Quoted text:
■ ■ ■ ■

Use this file to discover all available pages before exploring further.

Kubernetes Storage

Stateful applications require storage that persists beyond the lifecycle of a Pod. Containers are ephemeral by design — everything inside a container’s filesystem vanishes when the container restarts. For a stateless web server, that is fine. For a database, that is a catastrophe. Kubernetes storage abstractions solve this by separating “I need 100GB of fast disk” (what developers ask for) from “here is an AWS EBS volume in us-east-1a” (what infrastructure provides).

The Storage Abstraction

Kubernetes separates storage infrastructure (Admin) from storage consumption (User). Think of it like renting an apartment: the developer (tenant) says “I need a 2-bedroom apartment” (PVC), the cloud provider (landlord) offers available units (PVs), and the StorageClass is the real estate agency that matches requests to inventory — or builds new units on demand.

1. Volumes (Ephemeral)

Tied to the Pod’s lifecycle. If the Pod dies, the data is lost (except for hostPath).

emptyDir

Creates a temporary directory that exists for the lifetime of the Pod. When the Pod is deleted, the data is gone. Think of it as a whiteboard in a meeting room — useful during the meeting, erased when the room is freed.
  • Use case: Cache, scratch space, sharing data between containers in a Pod (e.g., a sidecar writes logs to an emptyDir that the main container reads from).
volumes:
- name: cache-volume
  emptyDir: {}       # Uses disk by default. Set medium: Memory for tmpfs (faster, counts against memory limits)

■ ■ ■ ■

Rows:

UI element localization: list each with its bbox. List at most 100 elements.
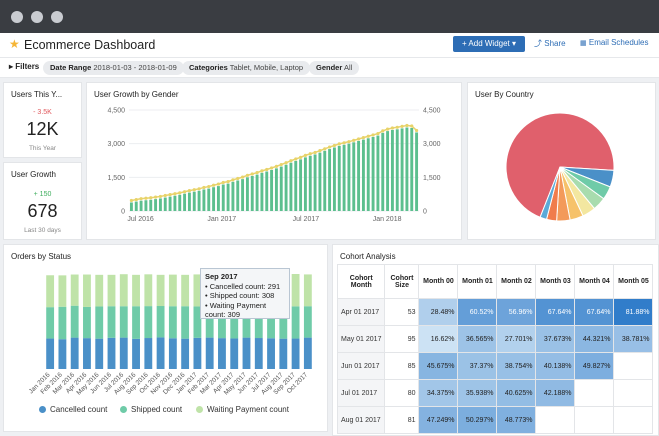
calendar-icon: ▦ [580, 40, 587, 47]
growth-point [134, 197, 138, 202]
users-this-year-widget[interactable]: Users This Y... - 3.5K 12K This Year [3, 82, 82, 158]
growth-bar [202, 189, 206, 211]
growth-bar [270, 169, 274, 211]
window-close-dot[interactable] [11, 11, 23, 23]
cohort-value-cell: 40.138% [535, 352, 576, 380]
user-growth-by-gender-widget[interactable]: User Growth by Gender 0 0 1,500 1,500 3,000 3… [86, 82, 462, 240]
user-growth-widget[interactable]: User Growth + 150 678 Last 30 days [3, 162, 82, 240]
legend-swatch [39, 406, 46, 413]
legend-shipped[interactable]: Shipped count [120, 405, 182, 414]
x-tick-label: Jan 2018 [373, 216, 402, 223]
cohort-value-cell: 50.297% [457, 406, 498, 434]
growth-point [294, 157, 298, 161]
date-range-filter-chip[interactable]: Date Range 2018-01-03 - 2018-01-09 [43, 61, 184, 75]
categories-filter-chip[interactable]: Categories Tablet, Mobile, Laptop [182, 61, 311, 75]
cohort-value-cell [613, 352, 654, 380]
status-bar-segment [107, 274, 116, 307]
status-bar-segment [132, 338, 140, 369]
growth-point [361, 136, 366, 140]
growth-point [332, 143, 337, 148]
widget-title: Orders by Status [11, 252, 72, 261]
status-bar-segment [95, 338, 104, 369]
y-tick-label-right: 0 [423, 209, 427, 216]
growth-bar [376, 135, 380, 211]
growth-point [405, 123, 409, 128]
status-bar-segment [70, 337, 79, 369]
growth-bar [303, 157, 307, 211]
status-bar-segment [95, 274, 104, 307]
growth-point [390, 126, 395, 130]
y-tick-label-right: 4,500 [423, 108, 441, 115]
cohort-value-cell: 45.675% [418, 352, 459, 380]
growth-bar [289, 162, 293, 211]
gender-filter-chip[interactable]: Gender All [309, 61, 360, 75]
cohort-row: May 01 2017 95 16.62% 36.565% 27.701% 37.673%… [336, 325, 654, 353]
status-bar-segment [303, 306, 312, 338]
widget-title: Users This Y... [11, 90, 63, 99]
window-zoom-dot[interactable] [51, 11, 63, 23]
legend-cancelled[interactable]: Cancelled count [39, 405, 107, 414]
growth-bar [381, 132, 385, 211]
y-tick-label-left: 0 [121, 209, 125, 216]
growth-bar [323, 150, 327, 211]
star-icon[interactable]: ★ [9, 37, 20, 51]
growth-bar [183, 193, 187, 211]
status-bar-segment [83, 338, 91, 369]
growth-bar [226, 183, 230, 211]
legend-waiting-payment[interactable]: Waiting Payment count [196, 405, 289, 414]
cohort-column-header[interactable]: Cohort Month [336, 264, 386, 299]
status-bar-segment [279, 338, 288, 369]
growth-bar [410, 127, 414, 211]
status-bar-segment [218, 338, 226, 369]
status-bar-segment [193, 274, 202, 307]
email-schedules-link[interactable]: ▦ Email Schedules [580, 38, 649, 47]
cohort-column-header[interactable]: Cohort Size [384, 264, 420, 299]
status-bar-segment [303, 274, 312, 307]
cohort-header-row: Cohort Month Cohort Size Month 00 Month 01 M… [336, 264, 654, 299]
growth-point [400, 124, 404, 129]
status-bar-segment [267, 338, 275, 369]
cohort-value-cell [535, 406, 576, 434]
cohort-table: Cohort Month Cohort Size Month 00 Month 01 M… [336, 264, 654, 434]
user-by-country-widget[interactable]: User By Country [467, 82, 656, 240]
growth-point [327, 145, 332, 149]
growth-point [366, 134, 370, 138]
growth-bar [294, 160, 298, 211]
growth-bar [236, 180, 240, 211]
status-bar-segment [58, 275, 67, 307]
growth-chart: 0 0 1,500 1,500 3,000 3,000 4,500 4,500 Jul 2016… [107, 108, 441, 224]
cohort-value-cell: 16.62% [418, 325, 459, 353]
growth-bar [144, 200, 148, 211]
share-link[interactable]: ⤴ Share [534, 39, 566, 48]
cohort-column-header[interactable]: Month 04 [574, 264, 615, 299]
growth-bar [163, 197, 167, 211]
status-bar-segment [291, 306, 300, 339]
cohort-value-cell: 37.673% [535, 325, 576, 353]
cohort-month-cell: Aug 01 2017 [336, 406, 386, 434]
cohort-row: Jul 01 2017 80 34.375% 35.938% 40.625% 42.188… [336, 379, 654, 407]
status-bar-segment [291, 338, 300, 369]
cohort-column-header[interactable]: Month 05 [613, 264, 654, 299]
cohort-column-header[interactable]: Month 00 [418, 264, 459, 299]
cohort-analysis-widget[interactable]: Cohort Analysis Cohort Month Cohort Size M… [332, 244, 659, 436]
cohort-column-header[interactable]: Month 01 [457, 264, 498, 299]
growth-point [240, 175, 245, 179]
growth-bar [332, 147, 336, 211]
status-bar-segment [95, 306, 104, 339]
window-minimize-dot[interactable] [31, 11, 43, 23]
growth-point [178, 191, 182, 195]
cohort-value-cell: 40.625% [496, 379, 537, 407]
growth-bar [415, 132, 419, 211]
status-bar-segment [46, 275, 55, 308]
cohort-column-header[interactable]: Month 02 [496, 264, 537, 299]
growth-point [245, 173, 250, 177]
status-bar-segment [46, 338, 55, 369]
growth-bar [241, 179, 245, 211]
cohort-column-header[interactable]: Month 03 [535, 264, 576, 299]
growth-point [342, 141, 346, 145]
add-widget-button[interactable]: + Add Widget ▾ [453, 36, 525, 52]
growth-bar [255, 174, 259, 211]
filters-toggle[interactable]: ▸ Filters [9, 62, 40, 71]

■ ■ ■ ■

Task instructions:
1. In the Kubernetes storage text, what part does the StorageClass play in the apartment-rental comparison?
2. Carry the Kubernetes storage text forward from the point where it stops.

Exercise responses:
1. It is the real estate agency that matches requests to inventory or builds new units on demand.

2.
hostPath

Mounts a file/directory from the Node’s filesystem directly into the Pod.
  • Use case: Node agents (logging, monitoring), accessing Docker socket, or node-level configuration.
  • Warning: Pods become tied to that specific node. If the pod is rescheduled to a different node, it sees different (or no) data. This also creates a security risk — a pod with hostPath access can read sensitive files from the node filesystem.
Production gotcha: Never use hostPath for application data in production. It breaks portability, prevents rescheduling, and creates a single point of failure. The only legitimate uses are node-level agents (DaemonSets for logging/monitoring) and very specific debugging scenarios.

2. Persistent Storage (Durable)

PersistentVolume (PV)

A piece of storage in the cluster (e.g., AWS EBS, NFS share).
  • Managed by Admins.
  • Exists independently of any Pod.

PersistentVolumeClaim (PVC)

A request for storage by a user.
  • “I need 10Gi of ReadWriteOnce storage.”
  • Kubernetes finds a matching PV and binds them.

StorageClass (SC)

Enables Dynamic Provisioning. This is the modern way to manage storage — instead of manually creating PVs for every request (imagine doing that for 500 PVCs), the StorageClass automatically provisions new volumes on demand through a CSI driver. Most cloud-managed Kubernetes clusters come with a default StorageClass pre-configured. 
apiVersion: storage.k8s.io/v1
kind: StorageClass
metadata:
  name: standard
provisioner: kubernetes.io/aws-ebs     # CSI driver that provisions the actual storage
parameters:
  type: gp2                             # AWS EBS volume type (gp2, gp3, io1, io2)
reclaimPolicy: Delete                   # What happens to the PV when PVC is deleted
                                        # (Delete = remove PV and underlying disk)
allowVolumeExpansion: true              # Allow PVCs to grow (but never shrink!)

Practical Example: Database Storage

Step 1: Create PVC

apiVersion: v1
kind: PersistentVolumeClaim
metadata:
  name: mysql-pv-claim
spec:
  storageClassName: standard  # References the StorageClass above for dynamic provisioning.
                              # If omitted, the cluster's default StorageClass is used.
  accessModes:
    - ReadWriteOnce           # Single node can mount as read-write. Required for block storage.
  resources:
    requests:
      storage: 20Gi           # Requested size. Cloud providers round up to the nearest
                               # supported size (e.g., AWS EBS minimum is 1 GiB).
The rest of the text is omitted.